═══ Seite ═══
Neben Nakivale gibt es noch eine weitere Flüchtlingssiedlung im Süden Ugandas. Die meisten der 28 weiteren Settlements liegen jedoch im Nordwesten des Landes, nahe der südsudanesischen Grenze, denn der blutige Bürgerkrieg im Südsudan, welcher seit 2013 zwischen den Streitkräften der Regierung und verschiedenen Rebellengruppen geführt wird, hat eine grauenhafte humanitäre Krise ausgelöst. Ein Viertel der gesamten Bevölkerung ist bereits geflohen, über eine Million von ihnen hat Schutz beim südlichen Nachbarn gefunden – in Uganda. Kein Zufall. Denn Uganda verfolgt eine äußerst liberale und progressive Migrationspolitik. Seit dem Refugee Act von 2006 erhalten Geflüchtete bei ihrer Einreise einen halben Hektar Land, den sie bewirtschaften und bebauen können. Sie dürfen arbeiten, Handel treiben und sich frei im Land bewegen. Kinder und Jugendliche bekommen die Chance eine Schule zu besuchen, auch wenn die Bedingungen nicht immer optimal sind, so wie ich es in der Nakivale Secondary erlebt habe.
═══
◆ Aufgaben ◆
(A) Was bekommen Geflüchtete laut dem Text über Flüchtlingssiedlungen in Uganda seit dem Refugee Act von 2006 bei ihrer Einreise?
(B) Schreibe den Text über Flüchtlingssiedlungen in Uganda im Anschluss an seinen letzten Satz weiter.
Die Auflistung steht in keinem Zusammenhang mit dem Text über Flüchtlingssiedlungen in Uganda.
═══ Bereitgestellte Daten ═══
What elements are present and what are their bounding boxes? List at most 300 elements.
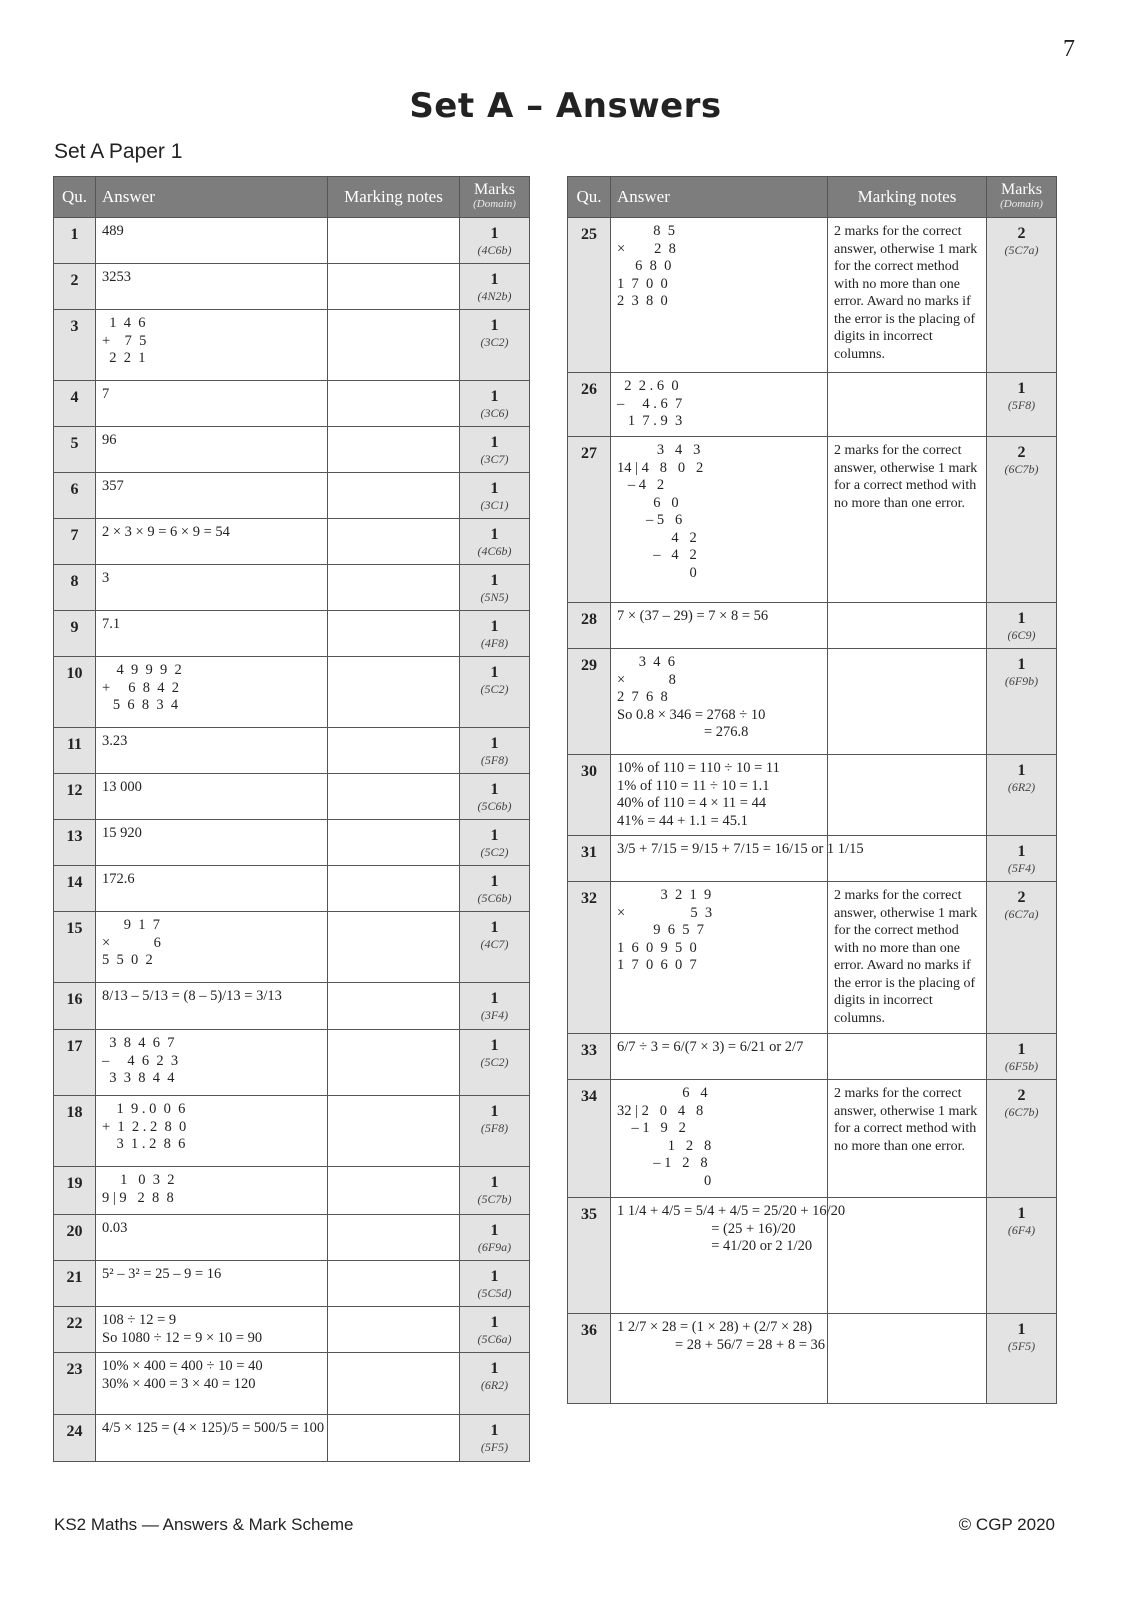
═══
◆ Lösungen ◆
(A) Einen halben Hektar Land, den sie bewirtschaften und bebauen können.

(B)
Die Lebensumstände der meisten Flüchtlinge in Uganda sind natürlich bei Weitem nicht perfekt. Aber der entscheidende Unterschied zu Europa liegt bei der gesellschaftlichen Akzeptanz. In Uganda werden Flüchtlinge nicht als eine unüberwindbare Last empfunden, sondern als eine Bereicherung. Ihnen werden elementare Rechte zugesprochen, die für die Entfaltung ihrer Selbstständigkeit und Unabhängigkeit in einer fremden Gesellschaft notwendig sind. Sie werden nicht in zentralisierten Lagern und Camps zusammengepfercht, sondern erhalten genügend Lebensraum, um eine eigene Existenz aufbauen zu können. Den immigrierten Menschen wird das Gefühl vermittelt: „Du wirst hier gebraucht, wir zählen auf dich“.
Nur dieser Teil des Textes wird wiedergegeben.